◆ **Work to be completed**:
Return each line of the listing that contains the string "name".

▶

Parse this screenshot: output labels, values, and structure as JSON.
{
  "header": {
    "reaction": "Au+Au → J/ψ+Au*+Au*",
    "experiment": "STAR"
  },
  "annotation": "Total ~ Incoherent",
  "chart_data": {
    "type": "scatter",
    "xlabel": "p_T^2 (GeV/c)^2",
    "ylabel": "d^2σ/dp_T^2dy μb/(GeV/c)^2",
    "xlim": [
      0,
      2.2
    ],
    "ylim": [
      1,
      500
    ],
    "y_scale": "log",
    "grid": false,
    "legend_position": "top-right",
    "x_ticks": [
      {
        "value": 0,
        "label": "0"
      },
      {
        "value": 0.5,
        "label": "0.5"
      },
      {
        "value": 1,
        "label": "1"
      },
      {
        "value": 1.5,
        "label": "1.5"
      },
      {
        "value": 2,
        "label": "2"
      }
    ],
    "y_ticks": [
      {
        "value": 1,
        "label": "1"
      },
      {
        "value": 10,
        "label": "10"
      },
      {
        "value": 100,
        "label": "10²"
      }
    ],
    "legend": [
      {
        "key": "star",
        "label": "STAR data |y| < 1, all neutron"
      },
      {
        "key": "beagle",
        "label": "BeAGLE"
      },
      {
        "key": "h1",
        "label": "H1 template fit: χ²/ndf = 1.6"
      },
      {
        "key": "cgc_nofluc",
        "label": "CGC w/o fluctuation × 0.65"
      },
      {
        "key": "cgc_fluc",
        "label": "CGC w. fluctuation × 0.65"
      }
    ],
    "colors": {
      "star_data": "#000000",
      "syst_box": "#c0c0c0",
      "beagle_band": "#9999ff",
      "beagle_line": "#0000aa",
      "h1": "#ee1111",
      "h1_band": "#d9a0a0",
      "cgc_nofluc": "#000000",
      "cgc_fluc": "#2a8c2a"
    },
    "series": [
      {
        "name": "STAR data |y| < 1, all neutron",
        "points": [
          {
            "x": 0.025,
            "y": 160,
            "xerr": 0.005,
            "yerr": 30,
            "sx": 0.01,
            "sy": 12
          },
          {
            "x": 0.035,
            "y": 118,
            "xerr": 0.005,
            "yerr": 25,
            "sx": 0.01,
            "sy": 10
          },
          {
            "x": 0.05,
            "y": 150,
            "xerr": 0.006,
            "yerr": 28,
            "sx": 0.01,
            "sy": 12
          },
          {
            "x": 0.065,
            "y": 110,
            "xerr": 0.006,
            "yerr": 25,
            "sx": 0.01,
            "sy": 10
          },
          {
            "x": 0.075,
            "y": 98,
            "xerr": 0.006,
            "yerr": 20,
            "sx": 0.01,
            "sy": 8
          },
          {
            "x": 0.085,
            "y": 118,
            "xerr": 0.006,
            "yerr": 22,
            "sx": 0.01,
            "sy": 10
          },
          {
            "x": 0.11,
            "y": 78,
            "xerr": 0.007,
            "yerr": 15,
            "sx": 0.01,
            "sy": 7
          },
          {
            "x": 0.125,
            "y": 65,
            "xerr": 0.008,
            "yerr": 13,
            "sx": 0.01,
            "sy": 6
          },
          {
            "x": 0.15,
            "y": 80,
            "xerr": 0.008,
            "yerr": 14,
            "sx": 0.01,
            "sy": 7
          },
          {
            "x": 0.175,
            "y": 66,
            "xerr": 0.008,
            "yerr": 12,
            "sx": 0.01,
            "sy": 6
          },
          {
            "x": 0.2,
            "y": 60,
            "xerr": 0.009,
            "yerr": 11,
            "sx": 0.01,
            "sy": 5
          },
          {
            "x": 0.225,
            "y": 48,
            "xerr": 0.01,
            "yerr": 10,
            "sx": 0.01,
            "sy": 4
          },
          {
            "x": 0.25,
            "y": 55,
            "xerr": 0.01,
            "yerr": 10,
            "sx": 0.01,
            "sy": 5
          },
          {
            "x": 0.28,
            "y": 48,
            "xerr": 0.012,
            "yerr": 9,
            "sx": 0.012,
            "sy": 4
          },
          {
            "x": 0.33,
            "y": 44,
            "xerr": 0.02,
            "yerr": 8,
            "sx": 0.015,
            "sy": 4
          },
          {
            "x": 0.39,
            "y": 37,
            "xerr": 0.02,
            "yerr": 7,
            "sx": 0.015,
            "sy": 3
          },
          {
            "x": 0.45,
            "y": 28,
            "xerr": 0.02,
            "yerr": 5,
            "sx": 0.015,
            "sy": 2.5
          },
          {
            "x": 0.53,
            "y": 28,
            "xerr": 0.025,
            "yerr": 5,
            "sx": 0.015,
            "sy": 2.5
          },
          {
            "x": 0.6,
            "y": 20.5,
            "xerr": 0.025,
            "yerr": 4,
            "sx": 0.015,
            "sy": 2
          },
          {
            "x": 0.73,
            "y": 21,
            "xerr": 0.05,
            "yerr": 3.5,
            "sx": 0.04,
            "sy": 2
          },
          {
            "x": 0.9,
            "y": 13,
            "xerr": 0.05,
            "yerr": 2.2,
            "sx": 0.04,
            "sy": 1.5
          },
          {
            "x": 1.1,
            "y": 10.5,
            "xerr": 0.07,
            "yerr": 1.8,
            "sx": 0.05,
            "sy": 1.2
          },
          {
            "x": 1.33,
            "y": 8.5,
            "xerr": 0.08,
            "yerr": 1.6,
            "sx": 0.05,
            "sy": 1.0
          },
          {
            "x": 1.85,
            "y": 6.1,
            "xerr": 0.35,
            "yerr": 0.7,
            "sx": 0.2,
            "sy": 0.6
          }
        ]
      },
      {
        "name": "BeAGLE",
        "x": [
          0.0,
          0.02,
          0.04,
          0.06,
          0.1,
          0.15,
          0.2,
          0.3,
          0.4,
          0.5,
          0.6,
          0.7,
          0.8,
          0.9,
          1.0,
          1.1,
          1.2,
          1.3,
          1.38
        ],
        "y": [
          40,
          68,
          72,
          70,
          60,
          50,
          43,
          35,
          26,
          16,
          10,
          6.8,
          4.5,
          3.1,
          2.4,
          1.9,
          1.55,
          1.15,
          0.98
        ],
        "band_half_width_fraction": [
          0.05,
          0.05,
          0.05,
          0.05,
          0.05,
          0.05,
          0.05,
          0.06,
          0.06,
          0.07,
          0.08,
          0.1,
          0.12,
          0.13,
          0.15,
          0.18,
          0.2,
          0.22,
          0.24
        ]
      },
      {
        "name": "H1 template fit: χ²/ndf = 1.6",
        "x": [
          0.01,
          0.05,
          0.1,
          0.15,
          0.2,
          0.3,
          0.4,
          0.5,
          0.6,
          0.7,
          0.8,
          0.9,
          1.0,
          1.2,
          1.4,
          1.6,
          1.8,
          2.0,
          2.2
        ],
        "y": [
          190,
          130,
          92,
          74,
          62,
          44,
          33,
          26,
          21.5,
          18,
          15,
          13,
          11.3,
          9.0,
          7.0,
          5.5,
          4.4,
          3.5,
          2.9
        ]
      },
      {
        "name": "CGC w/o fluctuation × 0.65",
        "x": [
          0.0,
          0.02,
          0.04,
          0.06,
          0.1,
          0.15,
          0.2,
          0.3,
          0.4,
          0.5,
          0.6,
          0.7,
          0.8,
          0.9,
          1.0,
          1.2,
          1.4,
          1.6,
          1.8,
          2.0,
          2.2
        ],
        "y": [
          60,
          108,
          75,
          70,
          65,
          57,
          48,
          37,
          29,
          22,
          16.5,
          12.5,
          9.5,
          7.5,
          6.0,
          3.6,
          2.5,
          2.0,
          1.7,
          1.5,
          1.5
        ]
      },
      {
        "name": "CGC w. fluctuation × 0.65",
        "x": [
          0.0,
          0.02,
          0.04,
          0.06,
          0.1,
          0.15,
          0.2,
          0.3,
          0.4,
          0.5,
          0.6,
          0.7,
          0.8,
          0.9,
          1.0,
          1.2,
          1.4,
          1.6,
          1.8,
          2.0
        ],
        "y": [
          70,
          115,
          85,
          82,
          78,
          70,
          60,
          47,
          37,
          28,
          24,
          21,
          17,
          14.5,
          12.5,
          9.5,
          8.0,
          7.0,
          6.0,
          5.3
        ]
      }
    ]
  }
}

◀

◆ **Final result**:
        "name": "STAR data |y| < 1, all neutron",
        "name": "BeAGLE",
        "name": "H1 template fit: χ²/ndf = 1.6",
        "name": "CGC w/o fluctuation × 0.65",
        "name": "CGC w. fluctuation × 0.65",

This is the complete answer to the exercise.